Do this | Show every line in the entries below where the word "Bertugas" appears.

Stored rows |
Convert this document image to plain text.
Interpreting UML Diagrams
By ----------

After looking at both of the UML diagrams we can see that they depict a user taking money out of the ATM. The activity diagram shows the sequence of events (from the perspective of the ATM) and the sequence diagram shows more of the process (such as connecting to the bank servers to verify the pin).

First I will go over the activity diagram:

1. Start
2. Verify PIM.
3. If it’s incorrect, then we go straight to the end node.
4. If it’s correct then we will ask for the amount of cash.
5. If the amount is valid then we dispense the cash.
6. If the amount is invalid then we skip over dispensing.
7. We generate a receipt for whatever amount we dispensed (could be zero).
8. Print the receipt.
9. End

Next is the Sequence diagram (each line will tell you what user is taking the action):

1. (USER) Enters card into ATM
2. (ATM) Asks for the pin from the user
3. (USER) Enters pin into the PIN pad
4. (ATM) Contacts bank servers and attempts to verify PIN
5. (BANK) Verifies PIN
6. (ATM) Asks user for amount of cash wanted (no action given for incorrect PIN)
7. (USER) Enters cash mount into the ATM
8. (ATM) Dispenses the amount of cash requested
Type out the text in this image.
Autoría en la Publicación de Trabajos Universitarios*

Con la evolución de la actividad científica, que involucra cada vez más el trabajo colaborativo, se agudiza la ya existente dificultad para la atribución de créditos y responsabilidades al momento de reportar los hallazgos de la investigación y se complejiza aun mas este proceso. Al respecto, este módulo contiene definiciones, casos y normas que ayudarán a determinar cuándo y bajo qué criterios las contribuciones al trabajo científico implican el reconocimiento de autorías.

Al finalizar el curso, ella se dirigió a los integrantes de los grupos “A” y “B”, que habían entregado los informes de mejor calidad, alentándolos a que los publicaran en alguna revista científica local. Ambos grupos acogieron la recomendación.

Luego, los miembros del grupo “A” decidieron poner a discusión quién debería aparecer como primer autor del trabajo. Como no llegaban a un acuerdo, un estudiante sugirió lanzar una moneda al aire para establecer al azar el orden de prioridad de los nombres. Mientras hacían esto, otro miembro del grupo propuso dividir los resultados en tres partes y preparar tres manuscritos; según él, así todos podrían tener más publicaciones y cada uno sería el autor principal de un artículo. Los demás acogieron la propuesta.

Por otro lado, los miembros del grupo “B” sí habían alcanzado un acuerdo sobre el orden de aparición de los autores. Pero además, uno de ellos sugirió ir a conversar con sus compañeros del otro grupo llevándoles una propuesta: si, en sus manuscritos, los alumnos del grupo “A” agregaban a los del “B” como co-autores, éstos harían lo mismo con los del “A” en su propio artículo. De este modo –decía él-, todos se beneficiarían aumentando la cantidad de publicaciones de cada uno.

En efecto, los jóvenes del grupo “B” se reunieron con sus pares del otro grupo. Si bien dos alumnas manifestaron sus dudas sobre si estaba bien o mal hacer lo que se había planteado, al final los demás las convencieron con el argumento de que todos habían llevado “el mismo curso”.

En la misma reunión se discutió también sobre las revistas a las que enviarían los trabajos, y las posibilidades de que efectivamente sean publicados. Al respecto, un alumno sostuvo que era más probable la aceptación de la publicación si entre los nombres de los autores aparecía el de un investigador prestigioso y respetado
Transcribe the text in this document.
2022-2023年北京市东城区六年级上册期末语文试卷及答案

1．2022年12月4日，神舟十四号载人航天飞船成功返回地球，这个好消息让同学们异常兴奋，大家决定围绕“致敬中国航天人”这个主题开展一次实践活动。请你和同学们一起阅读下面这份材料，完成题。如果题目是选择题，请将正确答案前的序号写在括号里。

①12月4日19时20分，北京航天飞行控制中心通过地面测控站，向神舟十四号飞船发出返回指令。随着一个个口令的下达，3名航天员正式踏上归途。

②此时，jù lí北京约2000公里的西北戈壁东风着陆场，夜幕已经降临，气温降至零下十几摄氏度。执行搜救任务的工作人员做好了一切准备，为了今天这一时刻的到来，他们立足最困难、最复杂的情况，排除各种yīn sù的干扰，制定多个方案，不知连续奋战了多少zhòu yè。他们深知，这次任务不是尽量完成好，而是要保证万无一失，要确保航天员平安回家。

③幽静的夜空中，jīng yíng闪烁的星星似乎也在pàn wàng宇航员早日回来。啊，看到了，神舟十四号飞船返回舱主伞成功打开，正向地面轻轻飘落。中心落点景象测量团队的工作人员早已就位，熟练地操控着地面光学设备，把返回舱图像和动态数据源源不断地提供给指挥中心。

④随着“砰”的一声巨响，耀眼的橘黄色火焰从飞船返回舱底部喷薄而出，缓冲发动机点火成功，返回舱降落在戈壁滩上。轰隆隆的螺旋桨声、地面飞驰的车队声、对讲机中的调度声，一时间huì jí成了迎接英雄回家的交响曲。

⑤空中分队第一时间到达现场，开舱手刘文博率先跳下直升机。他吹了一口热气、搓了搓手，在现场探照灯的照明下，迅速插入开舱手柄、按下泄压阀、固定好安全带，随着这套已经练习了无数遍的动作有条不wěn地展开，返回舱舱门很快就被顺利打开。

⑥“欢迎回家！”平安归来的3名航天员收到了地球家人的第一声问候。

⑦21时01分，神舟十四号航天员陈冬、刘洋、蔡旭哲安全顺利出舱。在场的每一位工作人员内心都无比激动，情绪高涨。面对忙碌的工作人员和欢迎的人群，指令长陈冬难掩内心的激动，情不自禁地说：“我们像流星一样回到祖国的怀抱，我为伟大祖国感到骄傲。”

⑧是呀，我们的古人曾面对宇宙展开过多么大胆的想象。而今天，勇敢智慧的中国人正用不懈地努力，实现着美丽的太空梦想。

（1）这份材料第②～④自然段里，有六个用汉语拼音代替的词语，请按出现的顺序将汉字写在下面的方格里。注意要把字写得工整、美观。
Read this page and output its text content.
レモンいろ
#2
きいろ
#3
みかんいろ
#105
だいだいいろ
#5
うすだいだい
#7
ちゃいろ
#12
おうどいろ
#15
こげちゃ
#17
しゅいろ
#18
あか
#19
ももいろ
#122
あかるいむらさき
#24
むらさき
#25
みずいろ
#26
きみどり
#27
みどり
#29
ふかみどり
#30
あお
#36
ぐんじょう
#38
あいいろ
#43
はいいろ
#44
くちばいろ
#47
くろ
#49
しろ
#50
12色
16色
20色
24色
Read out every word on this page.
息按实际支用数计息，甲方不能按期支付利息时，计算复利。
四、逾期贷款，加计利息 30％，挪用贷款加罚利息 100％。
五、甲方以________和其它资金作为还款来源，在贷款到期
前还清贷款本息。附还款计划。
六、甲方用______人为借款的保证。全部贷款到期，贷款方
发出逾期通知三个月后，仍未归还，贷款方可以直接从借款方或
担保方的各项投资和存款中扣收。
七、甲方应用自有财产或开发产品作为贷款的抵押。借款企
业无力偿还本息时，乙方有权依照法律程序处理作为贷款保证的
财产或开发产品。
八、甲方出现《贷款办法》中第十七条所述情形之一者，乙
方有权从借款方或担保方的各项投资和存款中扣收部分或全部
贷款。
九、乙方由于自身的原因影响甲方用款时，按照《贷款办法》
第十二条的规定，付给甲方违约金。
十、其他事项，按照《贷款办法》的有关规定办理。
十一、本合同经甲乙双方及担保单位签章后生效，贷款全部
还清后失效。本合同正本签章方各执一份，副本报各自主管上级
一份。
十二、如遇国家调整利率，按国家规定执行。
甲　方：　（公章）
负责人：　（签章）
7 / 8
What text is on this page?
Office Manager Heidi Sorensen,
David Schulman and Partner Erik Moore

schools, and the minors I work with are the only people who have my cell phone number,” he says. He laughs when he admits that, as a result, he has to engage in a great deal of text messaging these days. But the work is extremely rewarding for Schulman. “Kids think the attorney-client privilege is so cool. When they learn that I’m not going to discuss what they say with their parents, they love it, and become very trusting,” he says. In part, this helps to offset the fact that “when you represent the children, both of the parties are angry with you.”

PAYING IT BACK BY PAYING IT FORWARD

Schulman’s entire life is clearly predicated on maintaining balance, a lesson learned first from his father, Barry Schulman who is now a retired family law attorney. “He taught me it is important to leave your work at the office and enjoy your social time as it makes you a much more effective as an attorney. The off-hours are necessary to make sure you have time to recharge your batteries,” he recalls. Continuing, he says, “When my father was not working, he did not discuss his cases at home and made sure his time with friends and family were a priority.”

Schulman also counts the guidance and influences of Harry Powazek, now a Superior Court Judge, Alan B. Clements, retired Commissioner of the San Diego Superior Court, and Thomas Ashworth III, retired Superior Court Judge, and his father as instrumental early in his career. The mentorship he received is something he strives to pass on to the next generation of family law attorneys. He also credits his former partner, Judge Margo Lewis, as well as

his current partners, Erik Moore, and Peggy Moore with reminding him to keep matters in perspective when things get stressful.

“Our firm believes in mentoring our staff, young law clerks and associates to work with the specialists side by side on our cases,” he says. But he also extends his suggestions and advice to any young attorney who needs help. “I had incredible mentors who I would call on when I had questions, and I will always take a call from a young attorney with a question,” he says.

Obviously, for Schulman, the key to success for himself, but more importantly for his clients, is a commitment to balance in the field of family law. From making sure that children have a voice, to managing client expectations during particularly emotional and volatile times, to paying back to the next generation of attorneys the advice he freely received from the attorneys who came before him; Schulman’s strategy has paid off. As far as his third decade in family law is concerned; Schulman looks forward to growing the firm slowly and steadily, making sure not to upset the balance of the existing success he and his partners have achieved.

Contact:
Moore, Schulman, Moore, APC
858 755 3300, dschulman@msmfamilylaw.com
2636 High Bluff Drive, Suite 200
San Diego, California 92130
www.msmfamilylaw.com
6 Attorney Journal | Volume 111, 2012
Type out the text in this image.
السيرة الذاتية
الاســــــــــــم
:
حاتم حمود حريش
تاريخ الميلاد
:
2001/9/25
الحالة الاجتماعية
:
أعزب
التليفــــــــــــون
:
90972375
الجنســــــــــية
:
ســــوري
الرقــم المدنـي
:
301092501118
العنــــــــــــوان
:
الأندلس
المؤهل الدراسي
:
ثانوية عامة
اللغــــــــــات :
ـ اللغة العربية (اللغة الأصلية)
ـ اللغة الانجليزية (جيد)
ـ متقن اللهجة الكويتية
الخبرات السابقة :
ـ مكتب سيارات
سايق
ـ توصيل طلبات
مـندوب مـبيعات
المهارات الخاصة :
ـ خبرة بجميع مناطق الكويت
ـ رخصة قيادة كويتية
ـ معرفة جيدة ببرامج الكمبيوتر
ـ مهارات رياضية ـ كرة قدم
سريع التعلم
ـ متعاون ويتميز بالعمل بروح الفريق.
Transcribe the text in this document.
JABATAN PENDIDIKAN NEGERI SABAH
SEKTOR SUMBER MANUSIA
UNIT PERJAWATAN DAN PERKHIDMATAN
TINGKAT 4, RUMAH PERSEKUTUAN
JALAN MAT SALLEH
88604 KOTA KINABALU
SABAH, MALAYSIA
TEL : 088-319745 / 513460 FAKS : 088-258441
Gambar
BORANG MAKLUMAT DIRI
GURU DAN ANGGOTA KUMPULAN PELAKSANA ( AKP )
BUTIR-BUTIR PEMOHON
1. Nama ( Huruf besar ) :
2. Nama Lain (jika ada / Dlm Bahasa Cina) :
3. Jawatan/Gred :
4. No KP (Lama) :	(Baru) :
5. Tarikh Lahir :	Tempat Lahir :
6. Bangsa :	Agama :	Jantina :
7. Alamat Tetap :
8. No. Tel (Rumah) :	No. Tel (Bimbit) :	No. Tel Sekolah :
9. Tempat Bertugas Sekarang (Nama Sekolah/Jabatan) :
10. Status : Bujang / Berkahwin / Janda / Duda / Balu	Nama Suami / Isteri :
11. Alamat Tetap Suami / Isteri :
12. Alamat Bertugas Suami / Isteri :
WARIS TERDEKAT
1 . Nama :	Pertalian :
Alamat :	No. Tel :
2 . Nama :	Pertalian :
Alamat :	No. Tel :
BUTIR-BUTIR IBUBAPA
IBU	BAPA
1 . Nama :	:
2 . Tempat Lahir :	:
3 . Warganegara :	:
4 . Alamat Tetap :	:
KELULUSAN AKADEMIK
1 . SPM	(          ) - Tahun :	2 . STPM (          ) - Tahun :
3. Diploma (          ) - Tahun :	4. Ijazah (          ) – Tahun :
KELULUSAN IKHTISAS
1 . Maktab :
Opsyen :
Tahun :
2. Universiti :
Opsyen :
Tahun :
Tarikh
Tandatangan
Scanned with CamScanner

Answer for the task |
9. Tempat Bertugas Sekarang (Nama Sekolah/Jabatan) :
12. Alamat Bertugas Suami / Isteri :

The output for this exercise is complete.